Short problem: Each line that includes the word "chevron" counts once; give the total and nothing more.

Data supplied:
----------

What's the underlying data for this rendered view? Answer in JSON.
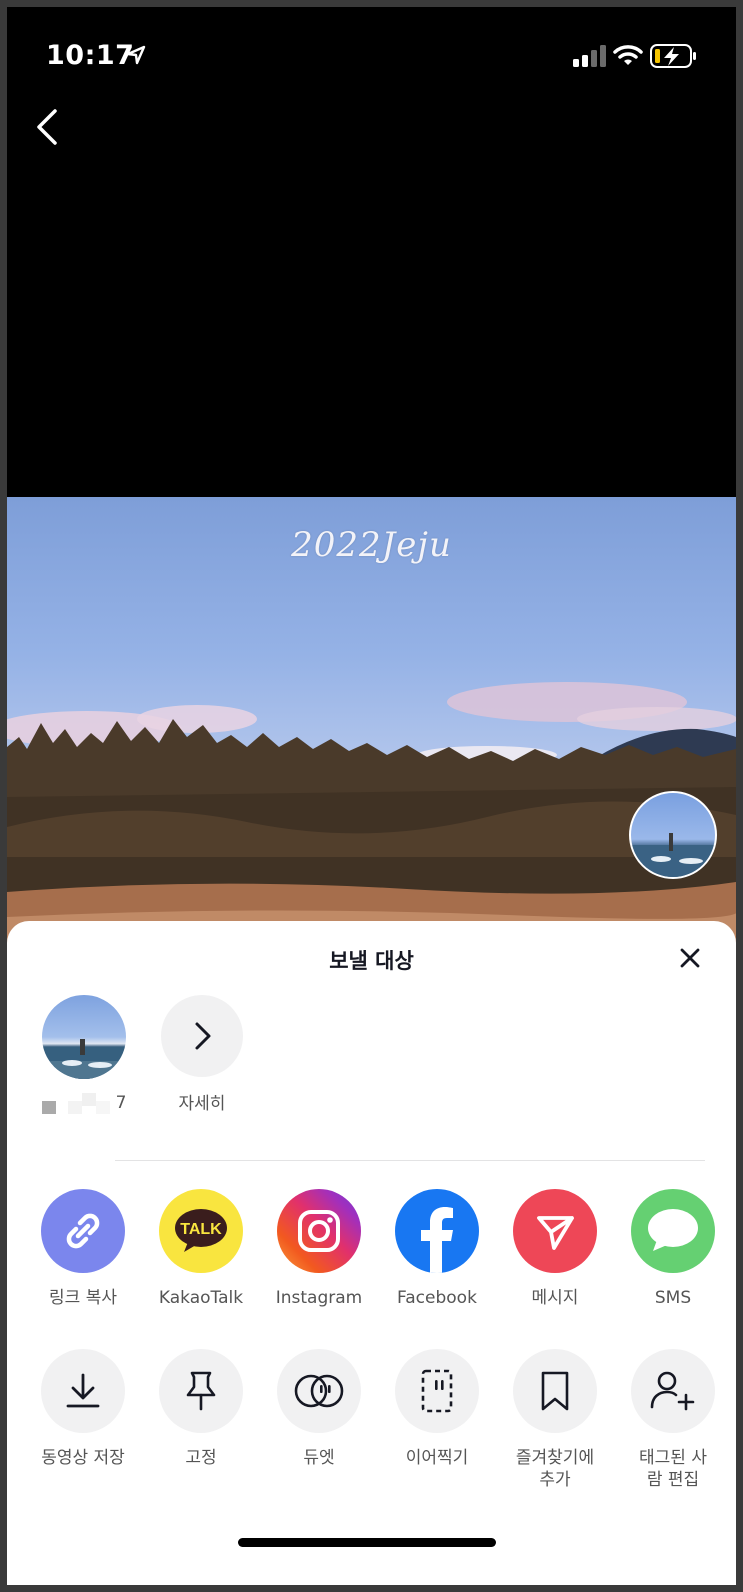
{
  "status_bar": {
    "time": "10:17",
    "icons": [
      "location-arrow-icon",
      "signal-icon",
      "wifi-icon",
      "battery-charging-icon"
    ]
  },
  "nav": {
    "back_icon": "chevron-left-icon"
  },
  "video": {
    "caption": "2022Jeju"
  },
  "share_sheet": {
    "title": "보낼 대상",
    "close_icon": "close-icon",
    "contacts": [
      {
        "name": "7",
        "name_redacted": true
      },
      {
        "name": "자세히",
        "icon": "chevron-right-icon"
      }
    ],
    "apps": [
      {
        "label": "링크 복사",
        "icon": "link-icon",
        "color": "#7b86ed"
      },
      {
        "label": "KakaoTalk",
        "icon": "kakaotalk-icon",
        "color": "#f9e53f"
      },
      {
        "label": "Instagram",
        "icon": "instagram-icon",
        "color": "#e1306c"
      },
      {
        "label": "Facebook",
        "icon": "facebook-icon",
        "color": "#1877f2"
      },
      {
        "label": "메시지",
        "icon": "send-icon",
        "color": "#ee4757"
      },
      {
        "label": "SMS",
        "icon": "sms-icon",
        "color": "#65d072"
      }
    ],
    "actions": [
      {
        "label": "동영상 저장",
        "icon": "download-icon"
      },
      {
        "label": "고정",
        "icon": "pin-icon"
      },
      {
        "label": "듀엣",
        "icon": "duet-icon"
      },
      {
        "label": "이어찍기",
        "icon": "stitch-icon"
      },
      {
        "label": "즐겨찾기에 추가",
        "icon": "bookmark-icon"
      },
      {
        "label": "태그된 사람 편집",
        "icon": "add-person-icon"
      }
    ]
  }
}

----------

Solution to this task: 2